Source records:
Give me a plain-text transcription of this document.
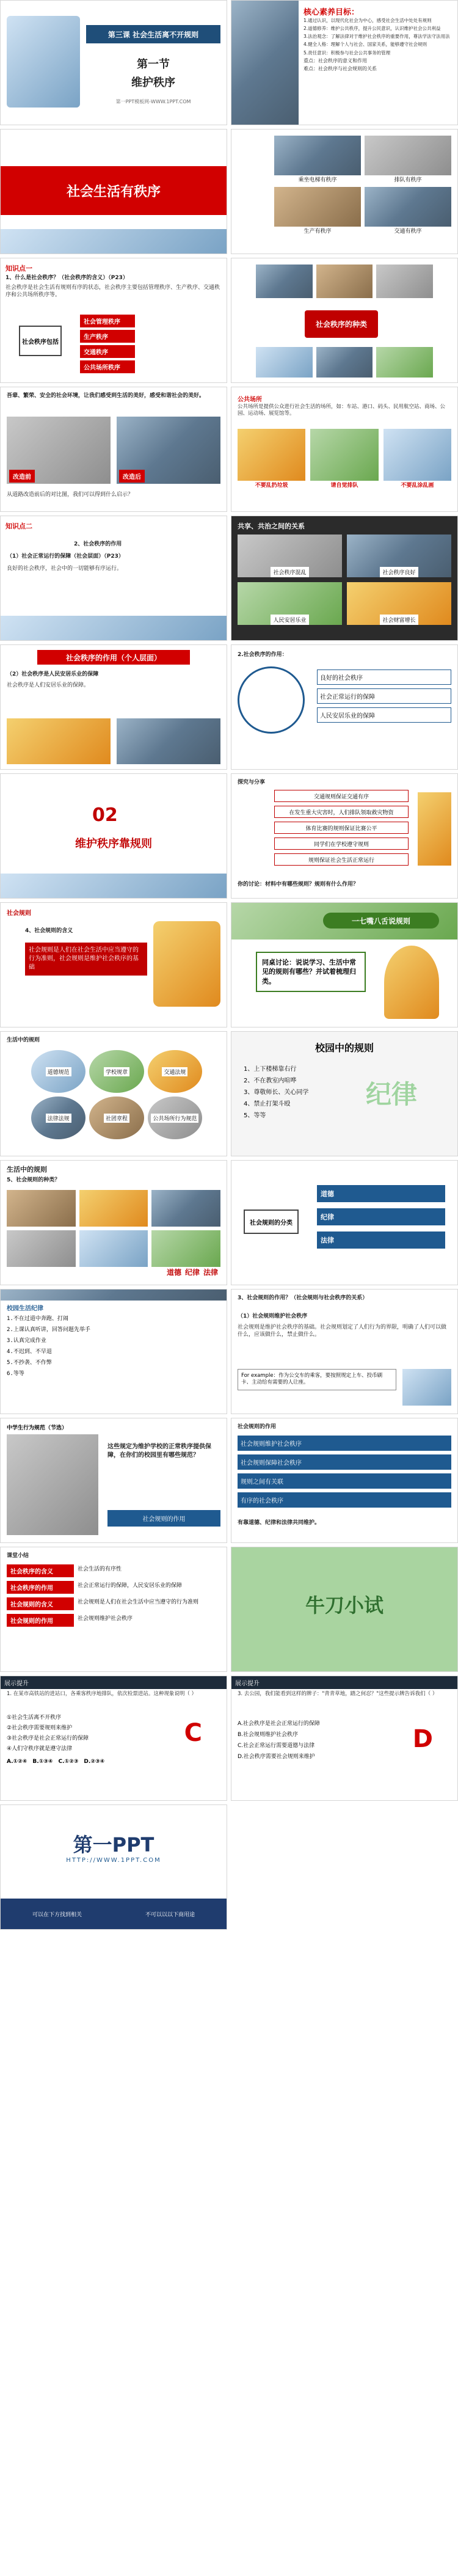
第三课 社会生活离不开规则
第一节
维护秩序
第一PPT模板网-WWW.1PPT.COM
核心素养目标：
1.通过认识，以现代化社会为中心，感受社会生活中处处有规则
2.道德修养：维护公共秩序，提升公民意识，认识维护社会公共利益
3.法治观念：了解法律对于维护社会秩序的重要作用，尊法学法守法用法
4.健全人格：理解个人与社会、国家关系，能够遵守社会规则
5.责任意识：积极参与社会公共事务的管理
重点：社会秩序的意义和作用
难点：社会秩序与社会规则的关系
社会生活有秩序
乘坐电梯有秩序	排队有秩序
生产有秩序	交通有秩序
知识点一
1、什么是社会秩序？（社会秩序的含义）（P23）
社会秩序是社会生活有规则有序的状态，社会秩序主要包括管理秩序、生产秩序、交通秩序和公共场所秩序等。
社会秩序包括
社会管理秩序
生产秩序
交通秩序
公共场所秩序
社会秩序的种类
吾辈、繁荣、安全的社会环境，让我们感受到生活的美好，感受和谐社会的美好。
改造前	改造后
从道路改造前后的对比图，我们可以得到什么启示？
公共场所
公共场所是提供公众进行社会生活的场所，如：车站、港口、码头、民用航空站、商场、公园、运动场、展览馆等。
不要乱扔垃圾	请自觉排队	不要乱涂乱画
知识点二
2、社会秩序的作用
（1）社会正常运行的保障（社会层面）（P23）
良好的社会秩序，社会中的一切能够有序运行。
共享、共治之间的关系
社会秩序混乱	社会秩序良好
人民安居乐业	社会财富增长
社会秩序的作用（个人层面）
（2）社会秩序是人民安居乐业的保障
社会秩序是人们安居乐业的保障。
2.社会秩序的作用：
良好的社会秩序
社会正常运行的保障
人民安居乐业的保障
02
维护秩序靠规则
探究与分享
交通规则保证交通有序
在发生重大灾害时，人们排队领取救灾物资
体育比赛的规则保证比赛公平
同学们在学校遵守规则
规则保证社会生活正常运行
你的讨论：材料中有哪些规则？规则有什么作用？
社会规则
4、社会规则的含义
社会规则是人们在社会生活中应当遵守的行为准则，社会规则是维护社会秩序的基础
一七嘴八舌说规则
同桌讨论：说说学习、生活中常见的规则有哪些？并试着梳理归类。
生活中的规则
道德规范	学校规章	交通法规
法律法规	社团章程	公共场所行为规范
校园中的规则
1、上下楼梯靠右行
2、不在教室内喧哗
3、尊敬师长、关心同学
4、禁止打架斗殴
5、等等
纪律
生活中的规则
5、社会规则的种类？
道德 纪律 法律
社会规则的分类
道德
纪律
法律
校园生活纪律
1.不在过道中奔跑、打闹
2.上课认真听讲，回答问题先举手
3.认真完成作业
4.不迟到、不早退
5.不抄袭、不作弊
6.等等
3、社会规则的作用？（社会规则与社会秩序的关系）
（1）社会规则维护社会秩序
社会规则是维护社会秩序的基础。社会规则划定了人们行为的界限，明确了人们可以做什么，应该做什么，禁止做什么。
For example：作为公交车的乘客，要按照规定上车、投币刷卡、主动给有需要的人让座。
中学生行为规范（节选）
这些规定为维护学校的正常秩序提供保障，在你们的校园里有哪些规范？
社会规则的作用
社会规则的作用
社会规则维护社会秩序
社会规则保障社会秩序
规则之间有关联
有序的社会秩序
有靠道德、纪律和法律共同维护。
课堂小结
社会秩序的含义	社会生活的有序性
社会秩序的作用	社会正常运行的保障，人民安居乐业的保障
社会规则的含义	社会规则是人们在社会生活中应当遵守的行为准则
社会规则的作用	社会规则维护社会秩序
牛刀小试
展示提升
1. 在某市高铁站的进站口，各乘客秩序地排队，依次检票进站。这种现象说明（ ）
①社会生活离不开秩序
②社会秩序需要规则来维护
③社会秩序是社会正常运行的保障
④人们守秩序就是遵守法律
A.①②④　B.①③④　C.①②③　D.②③④
C
展示提升
3. 去公园，我们能看到这样的牌子："青青草地，踏之何忍？"这些提示牌告诉我们（ ）
A.社会秩序是社会正常运行的保障
B.社会规则维护社会秩序
C.社会正常运行需要道德与法律
D.社会秩序需要社会规则来维护
D
第一PPT
HTTP://WWW.1PPT.COM
可以在下方找到相关	不可以以以下商用途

• Aim of the task: Search the listing above for the string "社会秩序的作用". Copy every line that contains it.

• Solution to the problem:
2、社会秩序的作用
社会秩序的作用（个人层面）
2.社会秩序的作用：
社会秩序的作用	社会正常运行的保障，人民安居乐业的保障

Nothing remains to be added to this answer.